Task item>
Output the listing below in full, exactly as written.

----

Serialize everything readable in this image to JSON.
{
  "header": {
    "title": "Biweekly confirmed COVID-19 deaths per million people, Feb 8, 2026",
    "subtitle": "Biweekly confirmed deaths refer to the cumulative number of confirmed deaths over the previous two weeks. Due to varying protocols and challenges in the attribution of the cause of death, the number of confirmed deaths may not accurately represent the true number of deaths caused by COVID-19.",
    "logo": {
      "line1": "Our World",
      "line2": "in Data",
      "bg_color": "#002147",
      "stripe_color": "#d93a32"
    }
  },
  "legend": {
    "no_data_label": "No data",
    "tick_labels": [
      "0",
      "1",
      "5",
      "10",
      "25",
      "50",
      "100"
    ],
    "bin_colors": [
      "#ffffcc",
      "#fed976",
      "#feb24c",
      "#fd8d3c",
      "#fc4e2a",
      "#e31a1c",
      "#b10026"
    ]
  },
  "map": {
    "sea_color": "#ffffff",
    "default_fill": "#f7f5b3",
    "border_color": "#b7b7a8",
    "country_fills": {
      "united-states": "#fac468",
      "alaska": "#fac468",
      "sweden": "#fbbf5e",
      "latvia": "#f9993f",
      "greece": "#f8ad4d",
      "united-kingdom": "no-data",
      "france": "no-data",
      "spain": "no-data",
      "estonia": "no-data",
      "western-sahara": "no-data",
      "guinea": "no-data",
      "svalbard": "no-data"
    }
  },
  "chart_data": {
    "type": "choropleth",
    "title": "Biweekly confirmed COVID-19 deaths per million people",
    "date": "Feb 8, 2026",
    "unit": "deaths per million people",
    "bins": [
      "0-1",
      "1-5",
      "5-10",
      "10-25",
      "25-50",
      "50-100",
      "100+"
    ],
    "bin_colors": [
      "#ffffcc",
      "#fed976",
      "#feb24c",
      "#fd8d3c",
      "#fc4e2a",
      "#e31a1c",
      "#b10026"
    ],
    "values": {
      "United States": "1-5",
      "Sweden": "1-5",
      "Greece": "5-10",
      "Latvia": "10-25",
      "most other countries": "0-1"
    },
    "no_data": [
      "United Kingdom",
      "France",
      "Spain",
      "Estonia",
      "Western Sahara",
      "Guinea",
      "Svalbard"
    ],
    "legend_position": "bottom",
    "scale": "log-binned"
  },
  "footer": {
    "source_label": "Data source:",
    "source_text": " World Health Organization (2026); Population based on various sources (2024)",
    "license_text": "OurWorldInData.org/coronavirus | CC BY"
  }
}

----

Final answer>
Serialize everything readable in this image to JSON.
{
  "header": {
    "title": "Biweekly confirmed COVID-19 deaths per million people, Feb 8, 2026",
    "subtitle": "Biweekly confirmed deaths refer to the cumulative number of confirmed deaths over the previous two weeks. Due to varying protocols and challenges in the attribution of the cause of death, the number of confirmed deaths may not accurately represent the true number of deaths caused by COVID-19.",
    "logo": {
      "line1": "Our World",
      "line2": "in Data",
      "bg_color": "#002147",
      "stripe_color": "#d93a32"
    }
  },
  "legend": {
    "no_data_label": "No data",
    "tick_labels": [
      "0",
      "1",
      "5",
      "10",
      "25",
      "50",
      "100"
    ],
    "bin_colors": [
      "#ffffcc",
      "#fed976",
      "#feb24c",
      "#fd8d3c",
      "#fc4e2a",
      "#e31a1c",
      "#b10026"
    ]
  },
  "map": {
    "sea_color": "#ffffff",
    "default_fill": "#f7f5b3",
    "border_color": "#b7b7a8",
    "country_fills": {
      "united-states": "#fac468",
      "alaska": "#fac468",
      "sweden": "#fbbf5e",
      "latvia": "#f9993f",
      "greece": "#f8ad4d",
      "united-kingdom": "no-data",
      "france": "no-data",
      "spain": "no-data",
      "estonia": "no-data",
      "western-sahara": "no-data",
      "guinea": "no-data",
      "svalbard": "no-data"
    }
  },
  "chart_data": {
    "type": "choropleth",
    "title": "Biweekly confirmed COVID-19 deaths per million people",
    "date": "Feb 8, 2026",
    "unit": "deaths per million people",
    "bins": [
      "0-1",
      "1-5",
      "5-10",
      "10-25",
      "25-50",
      "50-100",
      "100+"
    ],
    "bin_colors": [
      "#ffffcc",
      "#fed976",
      "#feb24c",
      "#fd8d3c",
      "#fc4e2a",
      "#e31a1c",
      "#b10026"
    ],
    "values": {
      "United States": "1-5",
      "Sweden": "1-5",
      "Greece": "5-10",
      "Latvia": "10-25",
      "most other countries": "0-1"
    },
    "no_data": [
      "United Kingdom",
      "France",
      "Spain",
      "Estonia",
      "Western Sahara",
      "Guinea",
      "Svalbard"
    ],
    "legend_position": "bottom",
    "scale": "log-binned"
  },
  "footer": {
    "source_label": "Data source:",
    "source_text": " World Health Organization (2026); Population based on various sources (2024)",
    "license_text": "OurWorldInData.org/coronavirus | CC BY"
  }
}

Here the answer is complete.